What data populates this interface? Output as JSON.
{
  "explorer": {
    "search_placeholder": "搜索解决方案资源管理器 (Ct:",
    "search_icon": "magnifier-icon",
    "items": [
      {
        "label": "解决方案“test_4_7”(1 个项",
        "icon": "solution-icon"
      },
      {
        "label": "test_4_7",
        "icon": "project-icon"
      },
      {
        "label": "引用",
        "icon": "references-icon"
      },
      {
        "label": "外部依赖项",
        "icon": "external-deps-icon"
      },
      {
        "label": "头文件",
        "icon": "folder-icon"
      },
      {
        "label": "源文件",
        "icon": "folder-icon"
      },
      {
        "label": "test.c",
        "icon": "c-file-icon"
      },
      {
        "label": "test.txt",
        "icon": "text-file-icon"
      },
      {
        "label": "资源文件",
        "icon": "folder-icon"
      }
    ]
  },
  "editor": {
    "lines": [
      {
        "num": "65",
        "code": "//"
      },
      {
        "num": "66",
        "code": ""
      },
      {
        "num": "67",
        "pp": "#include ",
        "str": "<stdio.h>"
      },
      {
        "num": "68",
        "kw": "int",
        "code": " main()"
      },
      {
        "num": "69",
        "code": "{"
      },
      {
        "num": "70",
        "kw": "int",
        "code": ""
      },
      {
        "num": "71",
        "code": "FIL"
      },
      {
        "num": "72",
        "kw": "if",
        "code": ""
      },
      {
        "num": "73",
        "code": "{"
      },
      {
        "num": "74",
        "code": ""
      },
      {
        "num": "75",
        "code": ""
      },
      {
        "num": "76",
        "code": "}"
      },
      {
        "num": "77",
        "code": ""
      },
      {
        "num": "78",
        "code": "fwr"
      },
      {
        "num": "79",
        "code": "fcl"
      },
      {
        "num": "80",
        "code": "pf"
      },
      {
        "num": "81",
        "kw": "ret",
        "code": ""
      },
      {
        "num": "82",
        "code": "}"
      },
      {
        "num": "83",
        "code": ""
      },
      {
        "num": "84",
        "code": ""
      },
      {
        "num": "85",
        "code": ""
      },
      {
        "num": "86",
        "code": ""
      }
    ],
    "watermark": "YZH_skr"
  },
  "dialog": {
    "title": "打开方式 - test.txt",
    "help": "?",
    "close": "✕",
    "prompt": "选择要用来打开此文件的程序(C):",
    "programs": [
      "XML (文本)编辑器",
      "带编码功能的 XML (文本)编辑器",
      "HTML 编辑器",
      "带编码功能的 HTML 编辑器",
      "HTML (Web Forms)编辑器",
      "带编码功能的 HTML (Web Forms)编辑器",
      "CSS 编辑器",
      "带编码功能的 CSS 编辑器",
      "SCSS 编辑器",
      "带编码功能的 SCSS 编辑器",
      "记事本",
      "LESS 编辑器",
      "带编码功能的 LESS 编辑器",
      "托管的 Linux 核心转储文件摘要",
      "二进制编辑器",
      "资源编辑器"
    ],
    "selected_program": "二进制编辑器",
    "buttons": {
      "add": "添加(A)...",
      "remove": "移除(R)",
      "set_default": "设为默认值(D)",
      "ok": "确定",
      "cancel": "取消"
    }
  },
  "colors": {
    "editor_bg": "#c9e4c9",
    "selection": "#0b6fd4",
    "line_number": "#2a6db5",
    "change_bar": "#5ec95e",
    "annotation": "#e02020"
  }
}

__Exercise prompt__
The records above should be restated word for word, please.

__Task answer__
What data populates this interface? Output as JSON.
{
  "explorer": {
    "search_placeholder": "搜索解决方案资源管理器 (Ct:",
    "search_icon": "magnifier-icon",
    "items": [
      {
        "label": "解决方案“test_4_7”(1 个项",
        "icon": "solution-icon"
      },
      {
        "label": "test_4_7",
        "icon": "project-icon"
      },
      {
        "label": "引用",
        "icon": "references-icon"
      },
      {
        "label": "外部依赖项",
        "icon": "external-deps-icon"
      },
      {
        "label": "头文件",
        "icon": "folder-icon"
      },
      {
        "label": "源文件",
        "icon": "folder-icon"
      },
      {
        "label": "test.c",
        "icon": "c-file-icon"
      },
      {
        "label": "test.txt",
        "icon": "text-file-icon"
      },
      {
        "label": "资源文件",
        "icon": "folder-icon"
      }
    ]
  },
  "editor": {
    "lines": [
      {
        "num": "65",
        "code": "//"
      },
      {
        "num": "66",
        "code": ""
      },
      {
        "num": "67",
        "pp": "#include ",
        "str": "<stdio.h>"
      },
      {
        "num": "68",
        "kw": "int",
        "code": " main()"
      },
      {
        "num": "69",
        "code": "{"
      },
      {
        "num": "70",
        "kw": "int",
        "code": ""
      },
      {
        "num": "71",
        "code": "FIL"
      },
      {
        "num": "72",
        "kw": "if",
        "code": ""
      },
      {
        "num": "73",
        "code": "{"
      },
      {
        "num": "74",
        "code": ""
      },
      {
        "num": "75",
        "code": ""
      },
      {
        "num": "76",
        "code": "}"
      },
      {
        "num": "77",
        "code": ""
      },
      {
        "num": "78",
        "code": "fwr"
      },
      {
        "num": "79",
        "code": "fcl"
      },
      {
        "num": "80",
        "code": "pf"
      },
      {
        "num": "81",
        "kw": "ret",
        "code": ""
      },
      {
        "num": "82",
        "code": "}"
      },
      {
        "num": "83",
        "code": ""
      },
      {
        "num": "84",
        "code": ""
      },
      {
        "num": "85",
        "code": ""
      },
      {
        "num": "86",
        "code": ""
      }
    ],
    "watermark": "YZH_skr"
  },
  "dialog": {
    "title": "打开方式 - test.txt",
    "help": "?",
    "close": "✕",
    "prompt": "选择要用来打开此文件的程序(C):",
    "programs": [
      "XML (文本)编辑器",
      "带编码功能的 XML (文本)编辑器",
      "HTML 编辑器",
      "带编码功能的 HTML 编辑器",
      "HTML (Web Forms)编辑器",
      "带编码功能的 HTML (Web Forms)编辑器",
      "CSS 编辑器",
      "带编码功能的 CSS 编辑器",
      "SCSS 编辑器",
      "带编码功能的 SCSS 编辑器",
      "记事本",
      "LESS 编辑器",
      "带编码功能的 LESS 编辑器",
      "托管的 Linux 核心转储文件摘要",
      "二进制编辑器",
      "资源编辑器"
    ],
    "selected_program": "二进制编辑器",
    "buttons": {
      "add": "添加(A)...",
      "remove": "移除(R)",
      "set_default": "设为默认值(D)",
      "ok": "确定",
      "cancel": "取消"
    }
  },
  "colors": {
    "editor_bg": "#c9e4c9",
    "selection": "#0b6fd4",
    "line_number": "#2a6db5",
    "change_bar": "#5ec95e",
    "annotation": "#e02020"
  }
}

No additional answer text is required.